Recorded data:
####

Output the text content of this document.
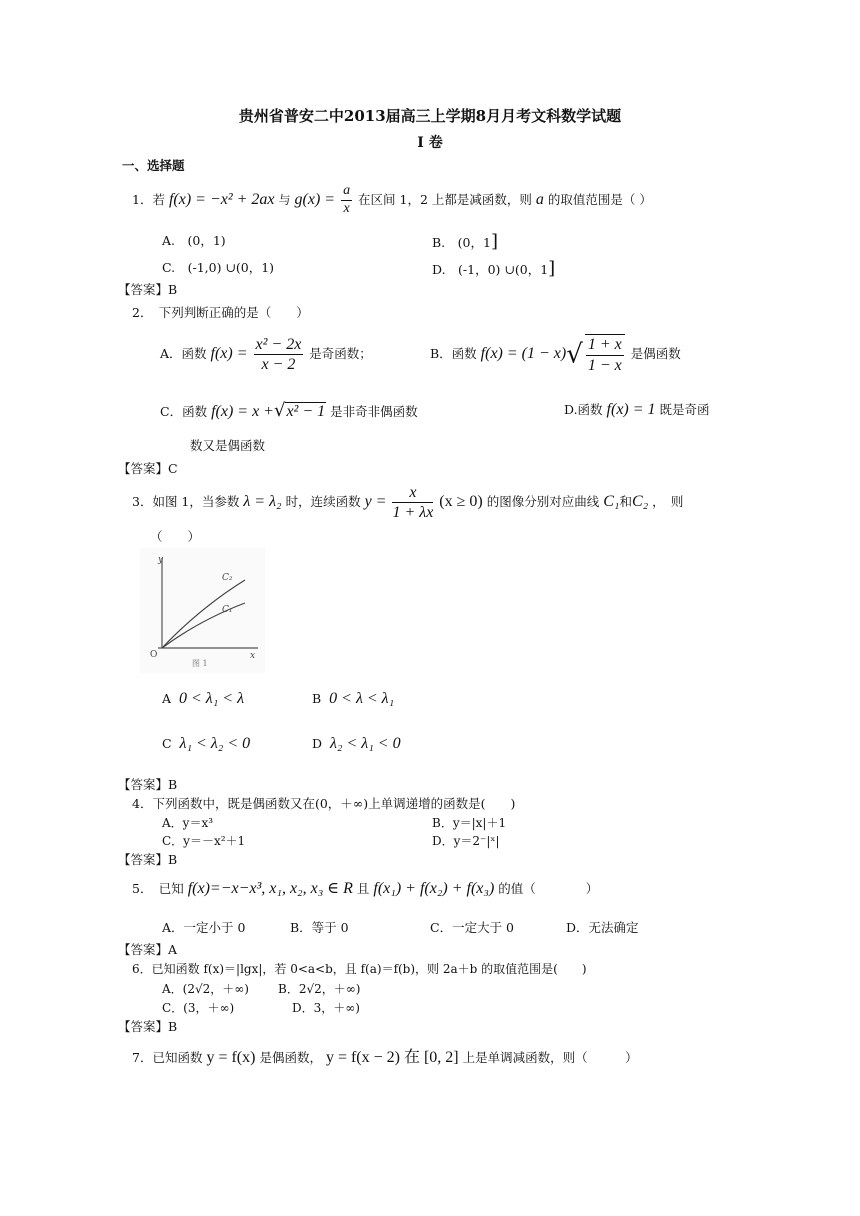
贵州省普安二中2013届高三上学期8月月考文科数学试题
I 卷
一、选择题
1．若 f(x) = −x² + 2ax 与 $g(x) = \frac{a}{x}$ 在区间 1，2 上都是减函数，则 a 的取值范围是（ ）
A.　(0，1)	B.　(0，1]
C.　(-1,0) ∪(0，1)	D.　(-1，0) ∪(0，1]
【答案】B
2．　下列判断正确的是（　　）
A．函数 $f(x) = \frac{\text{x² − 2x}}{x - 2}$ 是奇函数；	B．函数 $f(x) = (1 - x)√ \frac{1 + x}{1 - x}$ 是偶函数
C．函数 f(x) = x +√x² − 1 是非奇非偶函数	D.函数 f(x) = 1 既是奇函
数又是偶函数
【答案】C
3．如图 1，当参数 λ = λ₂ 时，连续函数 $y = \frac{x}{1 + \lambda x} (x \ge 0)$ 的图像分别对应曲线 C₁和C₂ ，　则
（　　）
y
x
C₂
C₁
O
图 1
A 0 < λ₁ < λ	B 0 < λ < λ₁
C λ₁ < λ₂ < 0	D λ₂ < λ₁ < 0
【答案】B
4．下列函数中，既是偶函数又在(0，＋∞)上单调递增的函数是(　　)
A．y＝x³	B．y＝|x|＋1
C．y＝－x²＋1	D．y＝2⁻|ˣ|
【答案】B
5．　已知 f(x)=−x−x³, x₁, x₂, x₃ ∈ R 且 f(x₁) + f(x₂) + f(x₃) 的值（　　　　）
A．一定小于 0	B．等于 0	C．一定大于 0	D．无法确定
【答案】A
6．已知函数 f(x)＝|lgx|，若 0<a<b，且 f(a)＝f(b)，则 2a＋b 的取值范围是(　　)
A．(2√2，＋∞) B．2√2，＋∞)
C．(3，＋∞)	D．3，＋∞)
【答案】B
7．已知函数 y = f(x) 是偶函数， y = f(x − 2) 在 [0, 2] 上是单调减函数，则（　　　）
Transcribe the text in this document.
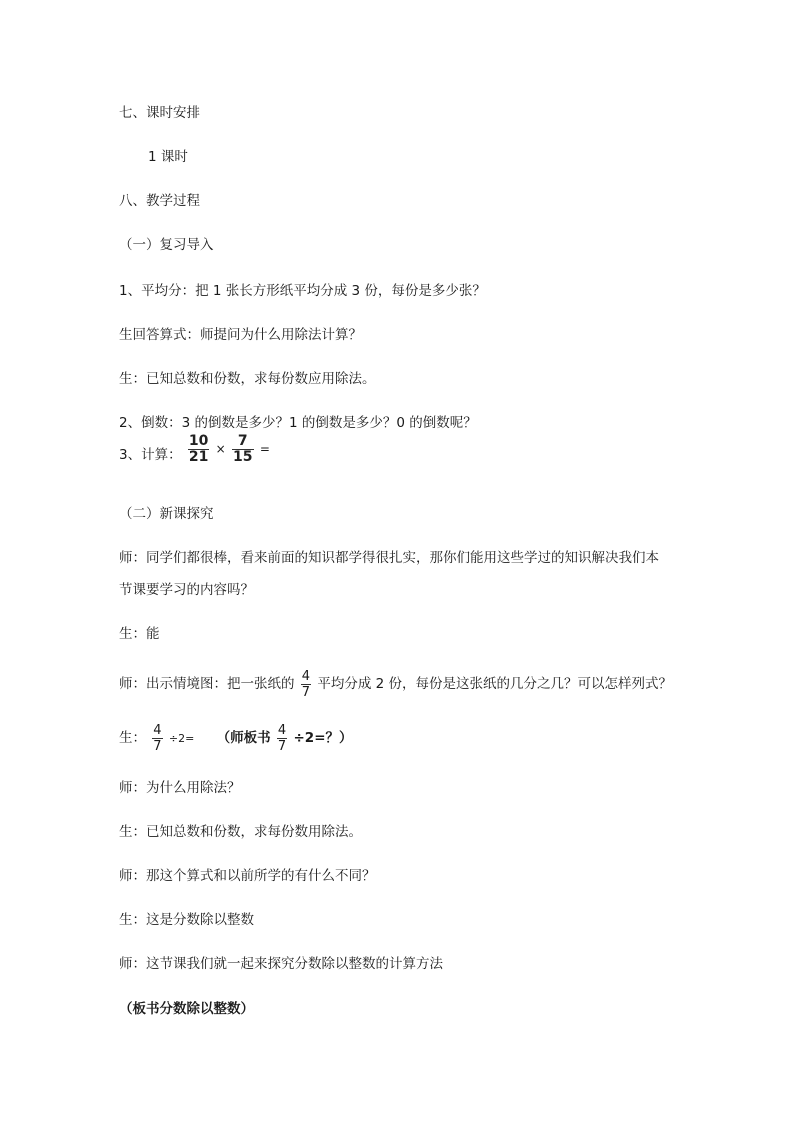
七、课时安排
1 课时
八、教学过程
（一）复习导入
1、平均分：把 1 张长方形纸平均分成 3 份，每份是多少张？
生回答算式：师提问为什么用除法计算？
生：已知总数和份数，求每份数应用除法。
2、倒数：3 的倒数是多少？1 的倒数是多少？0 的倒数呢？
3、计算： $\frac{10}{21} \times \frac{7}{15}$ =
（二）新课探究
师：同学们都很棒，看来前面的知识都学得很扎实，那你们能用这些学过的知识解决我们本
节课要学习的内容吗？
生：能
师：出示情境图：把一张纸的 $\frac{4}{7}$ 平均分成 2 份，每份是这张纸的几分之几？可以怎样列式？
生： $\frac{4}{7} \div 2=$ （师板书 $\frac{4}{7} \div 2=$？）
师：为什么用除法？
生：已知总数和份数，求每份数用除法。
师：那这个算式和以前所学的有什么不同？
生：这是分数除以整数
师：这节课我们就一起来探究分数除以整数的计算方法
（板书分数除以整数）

####

◆ What is being asked
Looking at the records above, work out how many lines include the string "text". Give the number and nothing else.

◆ Exercise answer
3